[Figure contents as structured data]
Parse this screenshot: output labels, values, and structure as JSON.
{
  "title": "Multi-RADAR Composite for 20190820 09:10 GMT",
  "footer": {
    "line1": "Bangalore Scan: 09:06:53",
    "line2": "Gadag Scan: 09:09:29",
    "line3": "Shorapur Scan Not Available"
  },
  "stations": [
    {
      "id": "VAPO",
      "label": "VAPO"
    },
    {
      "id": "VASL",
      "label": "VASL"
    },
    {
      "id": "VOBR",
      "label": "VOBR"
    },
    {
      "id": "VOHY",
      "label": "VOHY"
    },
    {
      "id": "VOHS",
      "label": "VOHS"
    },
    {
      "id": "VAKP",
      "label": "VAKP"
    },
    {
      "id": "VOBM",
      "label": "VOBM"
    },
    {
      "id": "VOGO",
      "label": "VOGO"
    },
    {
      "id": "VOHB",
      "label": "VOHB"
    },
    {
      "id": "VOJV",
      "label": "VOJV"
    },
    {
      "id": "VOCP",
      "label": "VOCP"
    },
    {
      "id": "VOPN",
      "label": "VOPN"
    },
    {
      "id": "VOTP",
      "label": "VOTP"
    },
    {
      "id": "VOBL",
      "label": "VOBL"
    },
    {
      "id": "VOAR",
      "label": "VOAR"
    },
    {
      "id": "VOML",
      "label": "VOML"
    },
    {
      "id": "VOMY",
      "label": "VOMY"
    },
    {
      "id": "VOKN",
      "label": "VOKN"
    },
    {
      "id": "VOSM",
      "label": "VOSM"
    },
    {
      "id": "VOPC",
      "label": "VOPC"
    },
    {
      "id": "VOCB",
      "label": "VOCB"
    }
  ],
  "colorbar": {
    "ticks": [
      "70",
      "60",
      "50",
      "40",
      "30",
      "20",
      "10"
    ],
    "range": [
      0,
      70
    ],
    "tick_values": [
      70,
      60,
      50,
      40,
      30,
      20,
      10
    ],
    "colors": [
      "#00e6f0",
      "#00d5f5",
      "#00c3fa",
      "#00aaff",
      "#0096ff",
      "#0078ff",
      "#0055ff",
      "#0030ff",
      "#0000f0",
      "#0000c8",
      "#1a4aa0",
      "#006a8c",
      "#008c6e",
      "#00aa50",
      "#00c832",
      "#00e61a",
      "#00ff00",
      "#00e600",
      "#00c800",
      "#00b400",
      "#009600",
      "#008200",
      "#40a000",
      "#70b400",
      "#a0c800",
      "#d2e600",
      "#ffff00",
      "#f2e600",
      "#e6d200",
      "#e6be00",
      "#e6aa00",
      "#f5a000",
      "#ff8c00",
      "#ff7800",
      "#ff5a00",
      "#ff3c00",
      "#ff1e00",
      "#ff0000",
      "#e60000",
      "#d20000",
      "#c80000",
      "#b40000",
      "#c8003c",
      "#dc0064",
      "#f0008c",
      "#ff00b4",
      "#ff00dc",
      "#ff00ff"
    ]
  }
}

Task requirements -
Reproduce the records above exactly as they appear.

Task response -
Parse this screenshot: output labels, values, and structure as JSON.
{
  "title": "Multi-RADAR Composite for 20190820 09:10 GMT",
  "footer": {
    "line1": "Bangalore Scan: 09:06:53",
    "line2": "Gadag Scan: 09:09:29",
    "line3": "Shorapur Scan Not Available"
  },
  "stations": [
    {
      "id": "VAPO",
      "label": "VAPO"
    },
    {
      "id": "VASL",
      "label": "VASL"
    },
    {
      "id": "VOBR",
      "label": "VOBR"
    },
    {
      "id": "VOHY",
      "label": "VOHY"
    },
    {
      "id": "VOHS",
      "label": "VOHS"
    },
    {
      "id": "VAKP",
      "label": "VAKP"
    },
    {
      "id": "VOBM",
      "label": "VOBM"
    },
    {
      "id": "VOGO",
      "label": "VOGO"
    },
    {
      "id": "VOHB",
      "label": "VOHB"
    },
    {
      "id": "VOJV",
      "label": "VOJV"
    },
    {
      "id": "VOCP",
      "label": "VOCP"
    },
    {
      "id": "VOPN",
      "label": "VOPN"
    },
    {
      "id": "VOTP",
      "label": "VOTP"
    },
    {
      "id": "VOBL",
      "label": "VOBL"
    },
    {
      "id": "VOAR",
      "label": "VOAR"
    },
    {
      "id": "VOML",
      "label": "VOML"
    },
    {
      "id": "VOMY",
      "label": "VOMY"
    },
    {
      "id": "VOKN",
      "label": "VOKN"
    },
    {
      "id": "VOSM",
      "label": "VOSM"
    },
    {
      "id": "VOPC",
      "label": "VOPC"
    },
    {
      "id": "VOCB",
      "label": "VOCB"
    }
  ],
  "colorbar": {
    "ticks": [
      "70",
      "60",
      "50",
      "40",
      "30",
      "20",
      "10"
    ],
    "range": [
      0,
      70
    ],
    "tick_values": [
      70,
      60,
      50,
      40,
      30,
      20,
      10
    ],
    "colors": [
      "#00e6f0",
      "#00d5f5",
      "#00c3fa",
      "#00aaff",
      "#0096ff",
      "#0078ff",
      "#0055ff",
      "#0030ff",
      "#0000f0",
      "#0000c8",
      "#1a4aa0",
      "#006a8c",
      "#008c6e",
      "#00aa50",
      "#00c832",
      "#00e61a",
      "#00ff00",
      "#00e600",
      "#00c800",
      "#00b400",
      "#009600",
      "#008200",
      "#40a000",
      "#70b400",
      "#a0c800",
      "#d2e600",
      "#ffff00",
      "#f2e600",
      "#e6d200",
      "#e6be00",
      "#e6aa00",
      "#f5a000",
      "#ff8c00",
      "#ff7800",
      "#ff5a00",
      "#ff3c00",
      "#ff1e00",
      "#ff0000",
      "#e60000",
      "#d20000",
      "#c80000",
      "#b40000",
      "#c8003c",
      "#dc0064",
      "#f0008c",
      "#ff00b4",
      "#ff00dc",
      "#ff00ff"
    ]
  }
}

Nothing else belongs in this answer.